PROBLEM TO WORK ON:
Copy each line below that contains "bytes".

═════ GIVEN ENTRIES ═════

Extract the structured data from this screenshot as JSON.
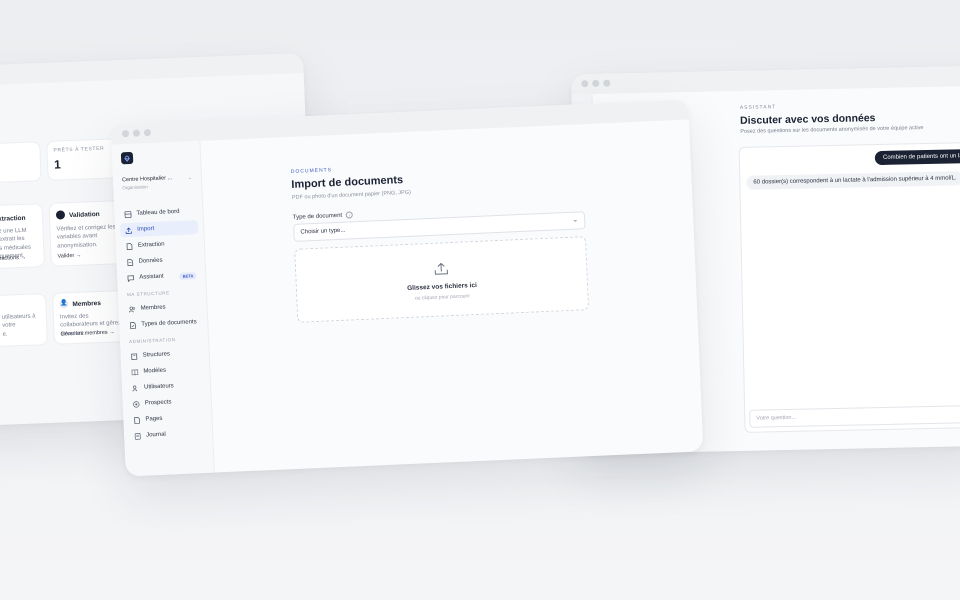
{
  "back_window": {
    "stat_label_left": "S",
    "stat_label": "PRÊTS À TESTER",
    "stat_value": "1",
    "extraction": {
      "title": "xtraction",
      "desc": [
        "z une LLM extrait les",
        "s médicales",
        "quement."
      ],
      "link": "ractions"
    },
    "validation": {
      "title": "Validation",
      "desc": [
        "Vérifiez et corrigez les",
        "variables avant",
        "anonymisation."
      ],
      "link": "Valider"
    },
    "membres_left": {
      "desc": [
        "utilisateurs à votre",
        "e."
      ]
    },
    "membres": {
      "title": "Membres",
      "desc": [
        "Invitez des collaborateurs et gérez",
        "structure."
      ],
      "link": "Gérer les membres"
    }
  },
  "front_window": {
    "org": {
      "name": "Centre Hospitalier ...",
      "role": "Organisation"
    },
    "nav": [
      {
        "label": "Tableau de bord",
        "icon": "dashboard-icon"
      },
      {
        "label": "Import",
        "icon": "upload-icon",
        "active": true
      },
      {
        "label": "Extraction",
        "icon": "document-icon"
      },
      {
        "label": "Données",
        "icon": "database-icon"
      },
      {
        "label": "Assistant",
        "icon": "chat-icon",
        "badge": "BETA"
      }
    ],
    "section_structure": "MA STRUCTURE",
    "nav_structure": [
      {
        "label": "Membres",
        "icon": "users-icon"
      },
      {
        "label": "Types de documents",
        "icon": "file-types-icon"
      }
    ],
    "section_admin": "ADMINISTRATION",
    "nav_admin": [
      {
        "label": "Structures",
        "icon": "building-icon"
      },
      {
        "label": "Modèles",
        "icon": "book-icon"
      },
      {
        "label": "Utilisateurs",
        "icon": "users-icon"
      },
      {
        "label": "Prospects",
        "icon": "target-icon"
      },
      {
        "label": "Pages",
        "icon": "page-icon"
      },
      {
        "label": "Journal",
        "icon": "journal-icon"
      }
    ],
    "eyebrow": "DOCUMENTS",
    "title": "Import de documents",
    "subtitle": "PDF ou photo d'un document papier (PNG, JPG)",
    "type_label": "Type de document",
    "type_placeholder": "Choisir un type...",
    "drop_title": "Glissez vos fichiers ici",
    "drop_sub": "ou cliquez pour parcourir"
  },
  "right_window": {
    "eyebrow": "ASSISTANT",
    "title": "Discuter avec vos données",
    "subtitle": "Posez des questions sur les documents anonymisés de votre équipe active",
    "user_message": "Combien de patients ont un lactate à l'admi",
    "assistant_message": "60 dossier(s) correspondent à un lactate à l'admission supérieur à 4 mmol/L.",
    "input_placeholder": "Votre question..."
  },
  "colors": {
    "accent": "#2a4fb8",
    "dark": "#1b2233"
  }
}
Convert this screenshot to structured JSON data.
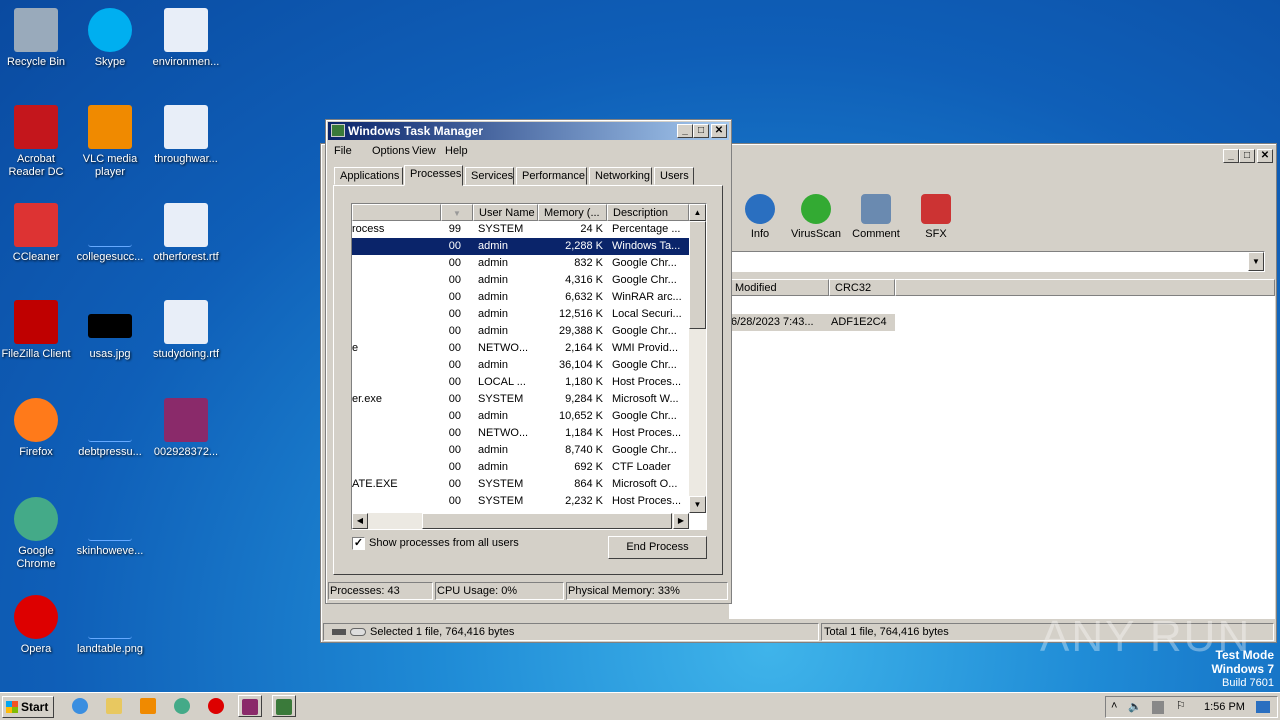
{
  "desktop_icons": [
    {
      "label": "Recycle Bin",
      "icon": "recycle-bin-icon"
    },
    {
      "label": "Skype",
      "icon": "skype-icon"
    },
    {
      "label": "environmen...",
      "icon": "word-document-icon"
    },
    {
      "label": "Acrobat Reader DC",
      "icon": "acrobat-icon"
    },
    {
      "label": "VLC media player",
      "icon": "vlc-icon"
    },
    {
      "label": "throughwar...",
      "icon": "word-document-icon"
    },
    {
      "label": "CCleaner",
      "icon": "ccleaner-icon"
    },
    {
      "label": "collegesucc...",
      "icon": "blank-file-icon"
    },
    {
      "label": "otherforest.rtf",
      "icon": "word-document-icon"
    },
    {
      "label": "FileZilla Client",
      "icon": "filezilla-icon"
    },
    {
      "label": "usas.jpg",
      "icon": "image-file-icon"
    },
    {
      "label": "studydoing.rtf",
      "icon": "word-document-icon"
    },
    {
      "label": "Firefox",
      "icon": "firefox-icon"
    },
    {
      "label": "debtpressu...",
      "icon": "blank-file-icon"
    },
    {
      "label": "002928372...",
      "icon": "winrar-archive-icon"
    },
    {
      "label": "Google Chrome",
      "icon": "chrome-icon"
    },
    {
      "label": "skinhoweve...",
      "icon": "blank-file-icon"
    },
    {
      "label": "Opera",
      "icon": "opera-icon"
    },
    {
      "label": "landtable.png",
      "icon": "blank-file-icon"
    }
  ],
  "winrar": {
    "toolbar": [
      {
        "label": "Info"
      },
      {
        "label": "VirusScan"
      },
      {
        "label": "Comment"
      },
      {
        "label": "SFX"
      }
    ],
    "columns": [
      "Modified",
      "CRC32"
    ],
    "row": {
      "modified": "6/28/2023 7:43...",
      "crc": "ADF1E2C4"
    },
    "status_left": "Selected 1 file, 764,416 bytes",
    "status_right": "Total 1 file, 764,416 bytes"
  },
  "taskmgr": {
    "title": "Windows Task Manager",
    "menu": [
      "File",
      "Options",
      "View",
      "Help"
    ],
    "tabs": [
      "Applications",
      "Processes",
      "Services",
      "Performance",
      "Networking",
      "Users"
    ],
    "active_tab": "Processes",
    "columns": [
      "",
      "",
      "User Name",
      "Memory (...",
      "Description"
    ],
    "rows": [
      [
        "rocess",
        "99",
        "SYSTEM",
        "24 K",
        "Percentage ..."
      ],
      [
        "",
        "00",
        "admin",
        "2,288 K",
        "Windows Ta..."
      ],
      [
        "",
        "00",
        "admin",
        "832 K",
        "Google Chr..."
      ],
      [
        "",
        "00",
        "admin",
        "4,316 K",
        "Google Chr..."
      ],
      [
        "",
        "00",
        "admin",
        "6,632 K",
        "WinRAR arc..."
      ],
      [
        "",
        "00",
        "admin",
        "12,516 K",
        "Local Securi..."
      ],
      [
        "",
        "00",
        "admin",
        "29,388 K",
        "Google Chr..."
      ],
      [
        "e",
        "00",
        "NETWO...",
        "2,164 K",
        "WMI Provid..."
      ],
      [
        "",
        "00",
        "admin",
        "36,104 K",
        "Google Chr..."
      ],
      [
        "",
        "00",
        "LOCAL ...",
        "1,180 K",
        "Host Proces..."
      ],
      [
        "er.exe",
        "00",
        "SYSTEM",
        "9,284 K",
        "Microsoft W..."
      ],
      [
        "",
        "00",
        "admin",
        "10,652 K",
        "Google Chr..."
      ],
      [
        "",
        "00",
        "NETWO...",
        "1,184 K",
        "Host Proces..."
      ],
      [
        "",
        "00",
        "admin",
        "8,740 K",
        "Google Chr..."
      ],
      [
        "",
        "00",
        "admin",
        "692 K",
        "CTF Loader"
      ],
      [
        "ATE.EXE",
        "00",
        "SYSTEM",
        "864 K",
        "Microsoft O..."
      ],
      [
        "",
        "00",
        "SYSTEM",
        "2,232 K",
        "Host Proces..."
      ]
    ],
    "selected_row": 1,
    "show_all_label": "Show processes from all users",
    "show_all_checked": true,
    "end_process": "End Process",
    "status": {
      "processes": "Processes: 43",
      "cpu": "CPU Usage: 0%",
      "memory": "Physical Memory: 33%"
    }
  },
  "taskbar": {
    "start": "Start",
    "clock": "1:56 PM"
  },
  "watermark": {
    "brand": "ANY RUN",
    "line1": "Test Mode",
    "line2": "Windows 7",
    "line3": "Build 7601"
  }
}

═════

YOUR RESPONSE:
    "status_left": "Selected 1 file, 764,416 bytes",
    "status_right": "Total 1 file, 764,416 bytes"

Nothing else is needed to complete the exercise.